CONSEGNA:
Riporta il passo della recensione su Leon Bridges a partire da "Il suo lavoro" e fino a "nella categoria R&B)", sostituendo "Columbia Records" con "Capitol Records".

PAGINA:
■ ■ ■ ■ ■ ■ ■

Da qualche anno ormai si
sta facendo spazio una generazione di artisti americani intenzionata a
far rivivere, ognuno in maniera assolutamente personale, la musica Soul/R&B
tra gli anni 60 e 70. Mi riferisco, in primis, a musicisti del calibro
di Curtis Harding, Michael Kiwanuka, ma anche ai Black Pumas e senza dubbio
a Leon Bridges. Quest’ultimo ha pubblicato recentemente quello
che, a mio avviso, è il suo album più interessante e al quale, forse non
ha caso, ha voluto dare il titolo che porta il suo nome: Leon.
Il suo lavoro di esordio, Coming Home del 2015 (entrato dalla porta
principale grazie alla Columbia Records), sembrava un vecchio album postumo
di Otis Redding o Sam Cooke, tanto forte era il retrogusto vintage
col quale aveva voluto presentarsi al grande pubblico. L’esperimento vincente,
sia a livello di critica (nomina ai Grammy Awards nella categoria R&B)

■ ■ ■ ■ ■ ■ ■

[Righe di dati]
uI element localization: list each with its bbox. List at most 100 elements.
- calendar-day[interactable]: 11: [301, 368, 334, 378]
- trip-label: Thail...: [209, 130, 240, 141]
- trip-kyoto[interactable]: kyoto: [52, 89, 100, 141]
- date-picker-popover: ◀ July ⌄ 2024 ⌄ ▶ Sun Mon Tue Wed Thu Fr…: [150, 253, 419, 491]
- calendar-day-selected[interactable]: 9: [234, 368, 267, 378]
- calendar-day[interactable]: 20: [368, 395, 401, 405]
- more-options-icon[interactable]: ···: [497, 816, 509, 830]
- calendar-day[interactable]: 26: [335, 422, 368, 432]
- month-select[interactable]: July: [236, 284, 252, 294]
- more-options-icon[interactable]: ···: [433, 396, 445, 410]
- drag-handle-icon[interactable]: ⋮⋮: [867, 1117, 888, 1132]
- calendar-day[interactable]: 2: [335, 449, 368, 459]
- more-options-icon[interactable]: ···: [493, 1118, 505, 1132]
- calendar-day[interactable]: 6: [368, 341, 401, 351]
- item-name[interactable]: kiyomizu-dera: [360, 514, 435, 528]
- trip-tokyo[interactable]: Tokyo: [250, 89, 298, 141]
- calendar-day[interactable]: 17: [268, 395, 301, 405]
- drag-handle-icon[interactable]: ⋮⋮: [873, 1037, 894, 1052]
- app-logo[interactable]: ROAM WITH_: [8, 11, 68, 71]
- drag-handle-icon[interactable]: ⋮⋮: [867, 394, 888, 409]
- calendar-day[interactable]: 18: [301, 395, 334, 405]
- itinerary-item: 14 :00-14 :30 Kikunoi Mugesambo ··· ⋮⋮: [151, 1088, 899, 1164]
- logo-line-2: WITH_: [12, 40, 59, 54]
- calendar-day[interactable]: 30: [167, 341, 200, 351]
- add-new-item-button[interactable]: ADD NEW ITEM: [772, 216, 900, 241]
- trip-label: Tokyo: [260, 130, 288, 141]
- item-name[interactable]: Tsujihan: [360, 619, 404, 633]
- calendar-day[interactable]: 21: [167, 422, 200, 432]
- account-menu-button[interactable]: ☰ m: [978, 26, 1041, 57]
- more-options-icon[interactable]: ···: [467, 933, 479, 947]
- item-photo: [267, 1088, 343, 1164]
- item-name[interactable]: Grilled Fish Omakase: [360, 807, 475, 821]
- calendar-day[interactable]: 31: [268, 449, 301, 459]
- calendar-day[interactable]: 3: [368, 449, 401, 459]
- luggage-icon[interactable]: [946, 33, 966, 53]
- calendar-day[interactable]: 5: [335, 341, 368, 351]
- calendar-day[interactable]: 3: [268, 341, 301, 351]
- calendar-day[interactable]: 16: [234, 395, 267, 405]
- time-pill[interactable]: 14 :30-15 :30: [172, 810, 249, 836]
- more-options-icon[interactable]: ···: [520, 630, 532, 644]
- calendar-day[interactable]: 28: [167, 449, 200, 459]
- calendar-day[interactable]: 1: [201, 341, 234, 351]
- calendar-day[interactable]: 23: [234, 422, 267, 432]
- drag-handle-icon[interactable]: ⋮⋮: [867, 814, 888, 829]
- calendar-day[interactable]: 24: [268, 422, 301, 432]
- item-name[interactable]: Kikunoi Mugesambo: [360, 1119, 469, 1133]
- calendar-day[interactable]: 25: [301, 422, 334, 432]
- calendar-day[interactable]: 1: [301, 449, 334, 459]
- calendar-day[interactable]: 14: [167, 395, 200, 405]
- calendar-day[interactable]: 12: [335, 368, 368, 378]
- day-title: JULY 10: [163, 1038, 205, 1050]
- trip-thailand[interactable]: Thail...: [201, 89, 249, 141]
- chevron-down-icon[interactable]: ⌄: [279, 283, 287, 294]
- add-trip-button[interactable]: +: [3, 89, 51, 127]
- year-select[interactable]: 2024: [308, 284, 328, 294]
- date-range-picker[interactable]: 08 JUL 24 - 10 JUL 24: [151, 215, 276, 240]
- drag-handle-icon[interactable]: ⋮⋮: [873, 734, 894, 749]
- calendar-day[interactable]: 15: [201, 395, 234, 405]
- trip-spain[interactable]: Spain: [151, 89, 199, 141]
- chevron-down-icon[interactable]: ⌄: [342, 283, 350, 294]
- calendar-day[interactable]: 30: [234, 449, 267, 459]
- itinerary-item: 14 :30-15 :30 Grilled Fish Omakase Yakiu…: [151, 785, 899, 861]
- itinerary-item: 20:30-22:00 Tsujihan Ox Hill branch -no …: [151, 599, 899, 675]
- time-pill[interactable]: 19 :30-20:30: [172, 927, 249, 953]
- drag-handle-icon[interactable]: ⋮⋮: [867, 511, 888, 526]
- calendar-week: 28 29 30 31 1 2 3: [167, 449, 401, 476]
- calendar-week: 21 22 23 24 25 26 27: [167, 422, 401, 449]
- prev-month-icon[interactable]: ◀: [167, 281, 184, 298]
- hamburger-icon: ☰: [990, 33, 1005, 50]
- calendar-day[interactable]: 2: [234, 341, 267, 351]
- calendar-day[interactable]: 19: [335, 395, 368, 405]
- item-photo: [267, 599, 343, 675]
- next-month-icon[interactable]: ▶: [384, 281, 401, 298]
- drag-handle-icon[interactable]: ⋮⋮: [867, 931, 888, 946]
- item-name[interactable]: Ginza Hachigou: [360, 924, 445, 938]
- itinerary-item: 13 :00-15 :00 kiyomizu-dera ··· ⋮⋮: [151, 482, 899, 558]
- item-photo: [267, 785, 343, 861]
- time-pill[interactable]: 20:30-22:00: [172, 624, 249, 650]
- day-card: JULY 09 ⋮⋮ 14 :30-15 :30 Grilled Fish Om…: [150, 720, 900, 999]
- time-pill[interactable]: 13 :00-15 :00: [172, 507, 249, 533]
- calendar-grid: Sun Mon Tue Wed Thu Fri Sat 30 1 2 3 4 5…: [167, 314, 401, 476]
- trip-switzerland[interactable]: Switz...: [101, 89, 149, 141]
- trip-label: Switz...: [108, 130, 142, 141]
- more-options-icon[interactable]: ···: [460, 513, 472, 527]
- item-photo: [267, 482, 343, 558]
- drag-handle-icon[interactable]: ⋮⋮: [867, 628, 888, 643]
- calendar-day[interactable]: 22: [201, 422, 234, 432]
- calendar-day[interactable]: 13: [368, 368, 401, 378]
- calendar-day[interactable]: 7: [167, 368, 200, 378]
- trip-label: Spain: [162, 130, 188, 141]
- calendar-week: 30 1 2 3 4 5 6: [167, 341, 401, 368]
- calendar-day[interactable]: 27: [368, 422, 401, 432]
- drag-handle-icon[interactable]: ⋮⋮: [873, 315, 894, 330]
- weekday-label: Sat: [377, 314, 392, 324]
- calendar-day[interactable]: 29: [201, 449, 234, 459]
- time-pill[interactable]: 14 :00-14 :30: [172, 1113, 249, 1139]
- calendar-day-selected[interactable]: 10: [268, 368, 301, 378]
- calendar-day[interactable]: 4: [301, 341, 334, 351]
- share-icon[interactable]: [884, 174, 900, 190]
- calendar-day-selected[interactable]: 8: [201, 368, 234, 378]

■ ■ ■ ■ ■ ■ ■

RISULTATO:
Il suo lavoro di esordio, Coming Home del 2015 (entrato dalla porta
principale grazie alla Capitol Records), sembrava un vecchio album postumo
di Otis Redding o Sam Cooke, tanto forte era il retrogusto vintage
col quale aveva voluto presentarsi al grande pubblico. L’esperimento vincente,
sia a livello di critica (nomina ai Grammy Awards nella categoria R&B)